Stored data:

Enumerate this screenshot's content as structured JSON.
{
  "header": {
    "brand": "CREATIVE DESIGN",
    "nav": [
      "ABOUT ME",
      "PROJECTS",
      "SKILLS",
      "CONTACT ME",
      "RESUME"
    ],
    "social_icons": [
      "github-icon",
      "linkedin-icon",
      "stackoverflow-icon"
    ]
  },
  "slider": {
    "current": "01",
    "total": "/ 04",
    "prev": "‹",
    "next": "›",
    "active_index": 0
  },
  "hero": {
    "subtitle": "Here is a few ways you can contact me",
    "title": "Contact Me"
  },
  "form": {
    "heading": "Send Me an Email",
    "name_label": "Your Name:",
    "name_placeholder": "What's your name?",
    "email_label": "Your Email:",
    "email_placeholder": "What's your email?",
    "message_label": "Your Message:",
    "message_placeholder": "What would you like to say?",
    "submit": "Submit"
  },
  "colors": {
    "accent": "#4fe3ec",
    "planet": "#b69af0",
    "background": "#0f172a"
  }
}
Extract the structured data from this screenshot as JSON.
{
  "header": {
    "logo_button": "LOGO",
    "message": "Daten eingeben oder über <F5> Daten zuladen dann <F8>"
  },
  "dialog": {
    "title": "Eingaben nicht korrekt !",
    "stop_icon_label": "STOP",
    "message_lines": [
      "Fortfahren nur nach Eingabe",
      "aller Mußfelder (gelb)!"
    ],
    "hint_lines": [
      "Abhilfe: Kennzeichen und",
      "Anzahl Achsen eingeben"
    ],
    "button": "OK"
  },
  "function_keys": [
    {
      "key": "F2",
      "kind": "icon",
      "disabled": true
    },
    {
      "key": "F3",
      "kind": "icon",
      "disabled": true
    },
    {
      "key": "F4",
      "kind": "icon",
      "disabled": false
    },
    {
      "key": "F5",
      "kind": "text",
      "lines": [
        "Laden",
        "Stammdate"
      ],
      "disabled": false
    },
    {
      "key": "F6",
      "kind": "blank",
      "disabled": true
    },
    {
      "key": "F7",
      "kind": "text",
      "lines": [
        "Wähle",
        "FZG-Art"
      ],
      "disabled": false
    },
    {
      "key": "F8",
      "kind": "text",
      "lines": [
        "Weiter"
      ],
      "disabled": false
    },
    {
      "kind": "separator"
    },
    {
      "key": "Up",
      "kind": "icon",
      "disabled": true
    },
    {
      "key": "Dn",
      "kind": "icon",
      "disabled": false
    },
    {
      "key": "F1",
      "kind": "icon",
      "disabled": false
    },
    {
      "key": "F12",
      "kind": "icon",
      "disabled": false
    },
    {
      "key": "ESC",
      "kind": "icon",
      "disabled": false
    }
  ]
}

__JOB__: Print out every record again, exactly and in full.

__SOLUTION FOR THIS TASK__:
Enumerate this screenshot's content as structured JSON.
{
  "header": {
    "brand": "CREATIVE DESIGN",
    "nav": [
      "ABOUT ME",
      "PROJECTS",
      "SKILLS",
      "CONTACT ME",
      "RESUME"
    ],
    "social_icons": [
      "github-icon",
      "linkedin-icon",
      "stackoverflow-icon"
    ]
  },
  "slider": {
    "current": "01",
    "total": "/ 04",
    "prev": "‹",
    "next": "›",
    "active_index": 0
  },
  "hero": {
    "subtitle": "Here is a few ways you can contact me",
    "title": "Contact Me"
  },
  "form": {
    "heading": "Send Me an Email",
    "name_label": "Your Name:",
    "name_placeholder": "What's your name?",
    "email_label": "Your Email:",
    "email_placeholder": "What's your email?",
    "message_label": "Your Message:",
    "message_placeholder": "What would you like to say?",
    "submit": "Submit"
  },
  "colors": {
    "accent": "#4fe3ec",
    "planet": "#b69af0",
    "background": "#0f172a"
  }
}
Extract the structured data from this screenshot as JSON.
{
  "header": {
    "logo_button": "LOGO",
    "message": "Daten eingeben oder über <F5> Daten zuladen dann <F8>"
  },
  "dialog": {
    "title": "Eingaben nicht korrekt !",
    "stop_icon_label": "STOP",
    "message_lines": [
      "Fortfahren nur nach Eingabe",
      "aller Mußfelder (gelb)!"
    ],
    "hint_lines": [
      "Abhilfe: Kennzeichen und",
      "Anzahl Achsen eingeben"
    ],
    "button": "OK"
  },
  "function_keys": [
    {
      "key": "F2",
      "kind": "icon",
      "disabled": true
    },
    {
      "key": "F3",
      "kind": "icon",
      "disabled": true
    },
    {
      "key": "F4",
      "kind": "icon",
      "disabled": false
    },
    {
      "key": "F5",
      "kind": "text",
      "lines": [
        "Laden",
        "Stammdate"
      ],
      "disabled": false
    },
    {
      "key": "F6",
      "kind": "blank",
      "disabled": true
    },
    {
      "key": "F7",
      "kind": "text",
      "lines": [
        "Wähle",
        "FZG-Art"
      ],
      "disabled": false
    },
    {
      "key": "F8",
      "kind": "text",
      "lines": [
        "Weiter"
      ],
      "disabled": false
    },
    {
      "kind": "separator"
    },
    {
      "key": "Up",
      "kind": "icon",
      "disabled": true
    },
    {
      "key": "Dn",
      "kind": "icon",
      "disabled": false
    },
    {
      "key": "F1",
      "kind": "icon",
      "disabled": false
    },
    {
      "key": "F12",
      "kind": "icon",
      "disabled": false
    },
    {
      "key": "ESC",
      "kind": "icon",
      "disabled": false
    }
  ]
}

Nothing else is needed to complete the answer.